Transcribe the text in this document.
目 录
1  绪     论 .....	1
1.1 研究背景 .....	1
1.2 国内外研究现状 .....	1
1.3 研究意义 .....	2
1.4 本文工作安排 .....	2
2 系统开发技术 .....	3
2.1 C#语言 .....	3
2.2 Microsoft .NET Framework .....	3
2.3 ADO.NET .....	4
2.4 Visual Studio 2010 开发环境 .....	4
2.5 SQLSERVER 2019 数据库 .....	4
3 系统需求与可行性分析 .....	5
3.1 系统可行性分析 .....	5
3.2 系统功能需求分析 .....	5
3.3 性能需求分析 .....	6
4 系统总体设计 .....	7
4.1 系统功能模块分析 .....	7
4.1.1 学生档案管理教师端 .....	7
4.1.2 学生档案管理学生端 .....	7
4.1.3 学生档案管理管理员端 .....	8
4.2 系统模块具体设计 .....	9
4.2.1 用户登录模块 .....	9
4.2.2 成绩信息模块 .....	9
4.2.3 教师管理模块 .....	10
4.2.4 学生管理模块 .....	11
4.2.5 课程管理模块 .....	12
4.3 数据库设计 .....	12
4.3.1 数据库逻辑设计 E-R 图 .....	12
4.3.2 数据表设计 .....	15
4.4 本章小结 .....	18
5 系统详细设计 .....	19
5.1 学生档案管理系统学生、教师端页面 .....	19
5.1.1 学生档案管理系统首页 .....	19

• **Exercise goal**
Extract each line of the material exactly as it stands.

• **Solution to this problem**
Transcribe the text in this document.
目 录
1  绪     论 .....	1
1.1 研究背景 .....	1
1.2 国内外研究现状 .....	1
1.3 研究意义 .....	2
1.4 本文工作安排 .....	2
2 系统开发技术 .....	3
2.1 C#语言 .....	3
2.2 Microsoft .NET Framework .....	3
2.3 ADO.NET .....	4
2.4 Visual Studio 2010 开发环境 .....	4
2.5 SQLSERVER 2019 数据库 .....	4
3 系统需求与可行性分析 .....	5
3.1 系统可行性分析 .....	5
3.2 系统功能需求分析 .....	5
3.3 性能需求分析 .....	6
4 系统总体设计 .....	7
4.1 系统功能模块分析 .....	7
4.1.1 学生档案管理教师端 .....	7
4.1.2 学生档案管理学生端 .....	7
4.1.3 学生档案管理管理员端 .....	8
4.2 系统模块具体设计 .....	9
4.2.1 用户登录模块 .....	9
4.2.2 成绩信息模块 .....	9
4.2.3 教师管理模块 .....	10
4.2.4 学生管理模块 .....	11
4.2.5 课程管理模块 .....	12
4.3 数据库设计 .....	12
4.3.1 数据库逻辑设计 E-R 图 .....	12
4.3.2 数据表设计 .....	15
4.4 本章小结 .....	18
5 系统详细设计 .....	19
5.1 学生档案管理系统学生、教师端页面 .....	19
5.1.1 学生档案管理系统首页 .....	19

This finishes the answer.